THE EXERCISE: Restate each of the lines given below, word for word.

__________

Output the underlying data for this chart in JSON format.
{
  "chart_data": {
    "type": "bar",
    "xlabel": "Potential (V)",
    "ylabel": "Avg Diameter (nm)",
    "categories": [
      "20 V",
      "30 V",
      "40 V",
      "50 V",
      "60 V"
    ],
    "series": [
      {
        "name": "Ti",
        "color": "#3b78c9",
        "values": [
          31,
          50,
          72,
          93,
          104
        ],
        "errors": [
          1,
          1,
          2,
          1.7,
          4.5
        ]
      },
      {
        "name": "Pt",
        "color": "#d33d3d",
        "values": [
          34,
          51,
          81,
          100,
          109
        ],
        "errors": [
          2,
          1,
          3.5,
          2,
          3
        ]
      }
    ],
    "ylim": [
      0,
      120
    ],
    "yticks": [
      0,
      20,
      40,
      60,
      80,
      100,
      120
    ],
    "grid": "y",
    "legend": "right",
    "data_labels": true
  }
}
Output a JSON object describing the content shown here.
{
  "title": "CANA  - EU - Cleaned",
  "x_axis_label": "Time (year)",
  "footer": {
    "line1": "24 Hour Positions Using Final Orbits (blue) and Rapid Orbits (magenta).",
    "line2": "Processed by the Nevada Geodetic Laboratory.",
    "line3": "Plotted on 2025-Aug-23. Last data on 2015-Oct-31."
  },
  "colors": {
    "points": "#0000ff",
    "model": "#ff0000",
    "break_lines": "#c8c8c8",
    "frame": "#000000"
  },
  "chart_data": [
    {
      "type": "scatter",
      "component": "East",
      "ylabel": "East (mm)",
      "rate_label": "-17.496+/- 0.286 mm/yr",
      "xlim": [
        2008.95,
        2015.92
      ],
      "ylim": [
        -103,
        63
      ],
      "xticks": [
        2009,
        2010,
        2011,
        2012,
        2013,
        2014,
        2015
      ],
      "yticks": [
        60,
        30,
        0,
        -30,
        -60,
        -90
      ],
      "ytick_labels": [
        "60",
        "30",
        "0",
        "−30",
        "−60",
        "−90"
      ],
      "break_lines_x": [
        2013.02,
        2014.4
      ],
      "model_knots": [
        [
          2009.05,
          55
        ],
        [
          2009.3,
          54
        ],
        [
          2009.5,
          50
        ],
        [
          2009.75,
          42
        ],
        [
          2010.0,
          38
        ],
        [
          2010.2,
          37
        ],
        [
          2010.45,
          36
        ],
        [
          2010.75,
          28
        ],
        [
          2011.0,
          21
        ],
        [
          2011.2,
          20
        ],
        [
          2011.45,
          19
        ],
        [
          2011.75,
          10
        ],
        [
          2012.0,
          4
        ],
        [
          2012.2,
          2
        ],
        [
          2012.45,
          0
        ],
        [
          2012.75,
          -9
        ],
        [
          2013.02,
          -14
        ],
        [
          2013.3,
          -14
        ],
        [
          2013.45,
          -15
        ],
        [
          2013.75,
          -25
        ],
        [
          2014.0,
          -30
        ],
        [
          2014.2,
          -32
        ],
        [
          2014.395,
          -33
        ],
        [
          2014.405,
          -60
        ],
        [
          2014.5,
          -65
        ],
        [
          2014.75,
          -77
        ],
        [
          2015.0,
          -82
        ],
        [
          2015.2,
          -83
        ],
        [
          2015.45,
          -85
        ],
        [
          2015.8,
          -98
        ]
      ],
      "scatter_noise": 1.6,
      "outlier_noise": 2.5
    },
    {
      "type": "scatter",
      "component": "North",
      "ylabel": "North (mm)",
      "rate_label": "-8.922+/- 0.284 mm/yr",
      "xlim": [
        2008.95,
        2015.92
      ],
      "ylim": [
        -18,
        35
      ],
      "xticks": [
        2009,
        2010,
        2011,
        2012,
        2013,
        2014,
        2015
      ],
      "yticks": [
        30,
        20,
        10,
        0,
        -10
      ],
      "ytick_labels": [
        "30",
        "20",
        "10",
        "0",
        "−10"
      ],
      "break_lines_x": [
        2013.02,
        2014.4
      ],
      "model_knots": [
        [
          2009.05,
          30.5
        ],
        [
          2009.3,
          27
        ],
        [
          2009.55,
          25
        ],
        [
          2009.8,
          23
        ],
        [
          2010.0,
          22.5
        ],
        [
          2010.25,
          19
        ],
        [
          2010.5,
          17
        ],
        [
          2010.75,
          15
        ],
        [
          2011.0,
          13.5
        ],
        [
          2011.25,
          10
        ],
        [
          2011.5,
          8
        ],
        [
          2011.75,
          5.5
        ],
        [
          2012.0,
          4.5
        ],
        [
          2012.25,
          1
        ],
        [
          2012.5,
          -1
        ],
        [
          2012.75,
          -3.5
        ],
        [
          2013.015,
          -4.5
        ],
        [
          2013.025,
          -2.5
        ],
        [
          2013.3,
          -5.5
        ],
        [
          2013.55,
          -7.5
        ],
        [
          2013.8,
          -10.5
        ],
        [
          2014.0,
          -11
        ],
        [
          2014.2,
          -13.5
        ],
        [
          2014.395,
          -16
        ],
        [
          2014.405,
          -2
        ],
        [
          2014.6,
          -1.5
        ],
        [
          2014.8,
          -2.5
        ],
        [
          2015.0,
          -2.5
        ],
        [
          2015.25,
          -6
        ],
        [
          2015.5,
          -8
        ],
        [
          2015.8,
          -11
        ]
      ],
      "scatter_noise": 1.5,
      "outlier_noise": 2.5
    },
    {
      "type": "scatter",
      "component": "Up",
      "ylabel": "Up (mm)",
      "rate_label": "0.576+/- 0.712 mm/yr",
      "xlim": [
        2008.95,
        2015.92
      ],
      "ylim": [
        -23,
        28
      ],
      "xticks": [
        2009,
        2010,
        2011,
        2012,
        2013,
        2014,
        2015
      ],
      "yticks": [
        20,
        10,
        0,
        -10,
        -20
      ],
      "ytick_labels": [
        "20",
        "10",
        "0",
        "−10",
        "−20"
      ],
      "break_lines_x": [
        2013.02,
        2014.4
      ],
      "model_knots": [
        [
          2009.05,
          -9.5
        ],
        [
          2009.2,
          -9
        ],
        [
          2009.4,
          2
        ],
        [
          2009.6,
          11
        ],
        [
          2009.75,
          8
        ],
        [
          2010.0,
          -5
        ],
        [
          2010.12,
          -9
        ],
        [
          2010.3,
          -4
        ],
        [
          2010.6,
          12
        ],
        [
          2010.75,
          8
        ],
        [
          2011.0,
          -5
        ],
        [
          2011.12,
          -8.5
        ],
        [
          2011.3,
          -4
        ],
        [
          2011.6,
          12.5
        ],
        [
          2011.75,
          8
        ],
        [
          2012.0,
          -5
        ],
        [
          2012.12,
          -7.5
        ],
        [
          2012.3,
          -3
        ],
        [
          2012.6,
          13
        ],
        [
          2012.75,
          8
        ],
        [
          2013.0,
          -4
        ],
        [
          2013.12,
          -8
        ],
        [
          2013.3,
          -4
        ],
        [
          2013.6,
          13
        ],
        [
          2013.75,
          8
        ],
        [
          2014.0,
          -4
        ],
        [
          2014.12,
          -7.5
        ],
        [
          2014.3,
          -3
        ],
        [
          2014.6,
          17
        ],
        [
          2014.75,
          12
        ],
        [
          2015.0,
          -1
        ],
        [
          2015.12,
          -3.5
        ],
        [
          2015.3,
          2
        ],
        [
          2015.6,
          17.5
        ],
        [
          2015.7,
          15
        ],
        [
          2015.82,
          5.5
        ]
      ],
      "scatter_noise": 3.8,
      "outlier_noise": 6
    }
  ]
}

__________

FINISHED TASK:
Output the underlying data for this chart in JSON format.
{
  "chart_data": {
    "type": "bar",
    "xlabel": "Potential (V)",
    "ylabel": "Avg Diameter (nm)",
    "categories": [
      "20 V",
      "30 V",
      "40 V",
      "50 V",
      "60 V"
    ],
    "series": [
      {
        "name": "Ti",
        "color": "#3b78c9",
        "values": [
          31,
          50,
          72,
          93,
          104
        ],
        "errors": [
          1,
          1,
          2,
          1.7,
          4.5
        ]
      },
      {
        "name": "Pt",
        "color": "#d33d3d",
        "values": [
          34,
          51,
          81,
          100,
          109
        ],
        "errors": [
          2,
          1,
          3.5,
          2,
          3
        ]
      }
    ],
    "ylim": [
      0,
      120
    ],
    "yticks": [
      0,
      20,
      40,
      60,
      80,
      100,
      120
    ],
    "grid": "y",
    "legend": "right",
    "data_labels": true
  }
}
Output a JSON object describing the content shown here.
{
  "title": "CANA  - EU - Cleaned",
  "x_axis_label": "Time (year)",
  "footer": {
    "line1": "24 Hour Positions Using Final Orbits (blue) and Rapid Orbits (magenta).",
    "line2": "Processed by the Nevada Geodetic Laboratory.",
    "line3": "Plotted on 2025-Aug-23. Last data on 2015-Oct-31."
  },
  "colors": {
    "points": "#0000ff",
    "model": "#ff0000",
    "break_lines": "#c8c8c8",
    "frame": "#000000"
  },
  "chart_data": [
    {
      "type": "scatter",
      "component": "East",
      "ylabel": "East (mm)",
      "rate_label": "-17.496+/- 0.286 mm/yr",
      "xlim": [
        2008.95,
        2015.92
      ],
      "ylim": [
        -103,
        63
      ],
      "xticks": [
        2009,
        2010,
        2011,
        2012,
        2013,
        2014,
        2015
      ],
      "yticks": [
        60,
        30,
        0,
        -30,
        -60,
        -90
      ],
      "ytick_labels": [
        "60",
        "30",
        "0",
        "−30",
        "−60",
        "−90"
      ],
      "break_lines_x": [
        2013.02,
        2014.4
      ],
      "model_knots": [
        [
          2009.05,
          55
        ],
        [
          2009.3,
          54
        ],
        [
          2009.5,
          50
        ],
        [
          2009.75,
          42
        ],
        [
          2010.0,
          38
        ],
        [
          2010.2,
          37
        ],
        [
          2010.45,
          36
        ],
        [
          2010.75,
          28
        ],
        [
          2011.0,
          21
        ],
        [
          2011.2,
          20
        ],
        [
          2011.45,
          19
        ],
        [
          2011.75,
          10
        ],
        [
          2012.0,
          4
        ],
        [
          2012.2,
          2
        ],
        [
          2012.45,
          0
        ],
        [
          2012.75,
          -9
        ],
        [
          2013.02,
          -14
        ],
        [
          2013.3,
          -14
        ],
        [
          2013.45,
          -15
        ],
        [
          2013.75,
          -25
        ],
        [
          2014.0,
          -30
        ],
        [
          2014.2,
          -32
        ],
        [
          2014.395,
          -33
        ],
        [
          2014.405,
          -60
        ],
        [
          2014.5,
          -65
        ],
        [
          2014.75,
          -77
        ],
        [
          2015.0,
          -82
        ],
        [
          2015.2,
          -83
        ],
        [
          2015.45,
          -85
        ],
        [
          2015.8,
          -98
        ]
      ],
      "scatter_noise": 1.6,
      "outlier_noise": 2.5
    },
    {
      "type": "scatter",
      "component": "North",
      "ylabel": "North (mm)",
      "rate_label": "-8.922+/- 0.284 mm/yr",
      "xlim": [
        2008.95,
        2015.92
      ],
      "ylim": [
        -18,
        35
      ],
      "xticks": [
        2009,
        2010,
        2011,
        2012,
        2013,
        2014,
        2015
      ],
      "yticks": [
        30,
        20,
        10,
        0,
        -10
      ],
      "ytick_labels": [
        "30",
        "20",
        "10",
        "0",
        "−10"
      ],
      "break_lines_x": [
        2013.02,
        2014.4
      ],
      "model_knots": [
        [
          2009.05,
          30.5
        ],
        [
          2009.3,
          27
        ],
        [
          2009.55,
          25
        ],
        [
          2009.8,
          23
        ],
        [
          2010.0,
          22.5
        ],
        [
          2010.25,
          19
        ],
        [
          2010.5,
          17
        ],
        [
          2010.75,
          15
        ],
        [
          2011.0,
          13.5
        ],
        [
          2011.25,
          10
        ],
        [
          2011.5,
          8
        ],
        [
          2011.75,
          5.5
        ],
        [
          2012.0,
          4.5
        ],
        [
          2012.25,
          1
        ],
        [
          2012.5,
          -1
        ],
        [
          2012.75,
          -3.5
        ],
        [
          2013.015,
          -4.5
        ],
        [
          2013.025,
          -2.5
        ],
        [
          2013.3,
          -5.5
        ],
        [
          2013.55,
          -7.5
        ],
        [
          2013.8,
          -10.5
        ],
        [
          2014.0,
          -11
        ],
        [
          2014.2,
          -13.5
        ],
        [
          2014.395,
          -16
        ],
        [
          2014.405,
          -2
        ],
        [
          2014.6,
          -1.5
        ],
        [
          2014.8,
          -2.5
        ],
        [
          2015.0,
          -2.5
        ],
        [
          2015.25,
          -6
        ],
        [
          2015.5,
          -8
        ],
        [
          2015.8,
          -11
        ]
      ],
      "scatter_noise": 1.5,
      "outlier_noise": 2.5
    },
    {
      "type": "scatter",
      "component": "Up",
      "ylabel": "Up (mm)",
      "rate_label": "0.576+/- 0.712 mm/yr",
      "xlim": [
        2008.95,
        2015.92
      ],
      "ylim": [
        -23,
        28
      ],
      "xticks": [
        2009,
        2010,
        2011,
        2012,
        2013,
        2014,
        2015
      ],
      "yticks": [
        20,
        10,
        0,
        -10,
        -20
      ],
      "ytick_labels": [
        "20",
        "10",
        "0",
        "−10",
        "−20"
      ],
      "break_lines_x": [
        2013.02,
        2014.4
      ],
      "model_knots": [
        [
          2009.05,
          -9.5
        ],
        [
          2009.2,
          -9
        ],
        [
          2009.4,
          2
        ],
        [
          2009.6,
          11
        ],
        [
          2009.75,
          8
        ],
        [
          2010.0,
          -5
        ],
        [
          2010.12,
          -9
        ],
        [
          2010.3,
          -4
        ],
        [
          2010.6,
          12
        ],
        [
          2010.75,
          8
        ],
        [
          2011.0,
          -5
        ],
        [
          2011.12,
          -8.5
        ],
        [
          2011.3,
          -4
        ],
        [
          2011.6,
          12.5
        ],
        [
          2011.75,
          8
        ],
        [
          2012.0,
          -5
        ],
        [
          2012.12,
          -7.5
        ],
        [
          2012.3,
          -3
        ],
        [
          2012.6,
          13
        ],
        [
          2012.75,
          8
        ],
        [
          2013.0,
          -4
        ],
        [
          2013.12,
          -8
        ],
        [
          2013.3,
          -4
        ],
        [
          2013.6,
          13
        ],
        [
          2013.75,
          8
        ],
        [
          2014.0,
          -4
        ],
        [
          2014.12,
          -7.5
        ],
        [
          2014.3,
          -3
        ],
        [
          2014.6,
          17
        ],
        [
          2014.75,
          12
        ],
        [
          2015.0,
          -1
        ],
        [
          2015.12,
          -3.5
        ],
        [
          2015.3,
          2
        ],
        [
          2015.6,
          17.5
        ],
        [
          2015.7,
          15
        ],
        [
          2015.82,
          5.5
        ]
      ],
      "scatter_noise": 3.8,
      "outlier_noise": 6
    }
  ]
}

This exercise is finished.